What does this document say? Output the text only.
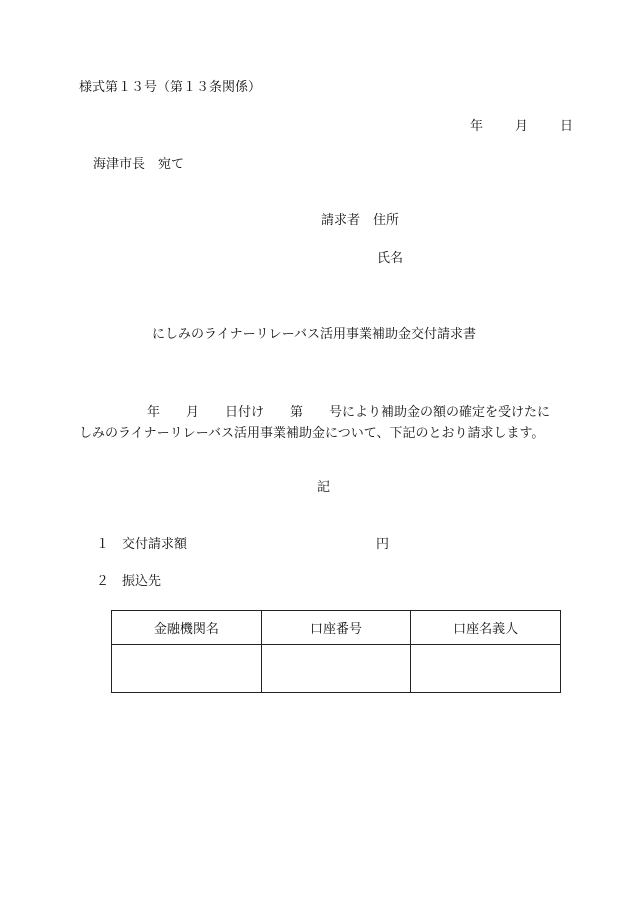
様式第１３号（第１３条関係）
年 月 日
海津市長　宛て
請求者　住所
氏名
にしみのライナーリレーバス活用事業補助金交付請求書
年　　月　　日付け　　第　　号により補助金の額の確定を受けたに
しみのライナーリレーバス活用事業補助金について、下記のとおり請求します。
記
１　交付請求額	円
２　振込先
金融機関名	口座番号	口座名義人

§ Your task
Write out the full set of lines verbatim, without the pictures.

§ Completed task
What does this document say? Output the text only.
様式第１３号（第１３条関係）
年 月 日
海津市長　宛て
請求者　住所
氏名
にしみのライナーリレーバス活用事業補助金交付請求書
年　　月　　日付け　　第　　号により補助金の額の確定を受けたに
しみのライナーリレーバス活用事業補助金について、下記のとおり請求します。
記
１　交付請求額	円
２　振込先
金融機関名	口座番号	口座名義人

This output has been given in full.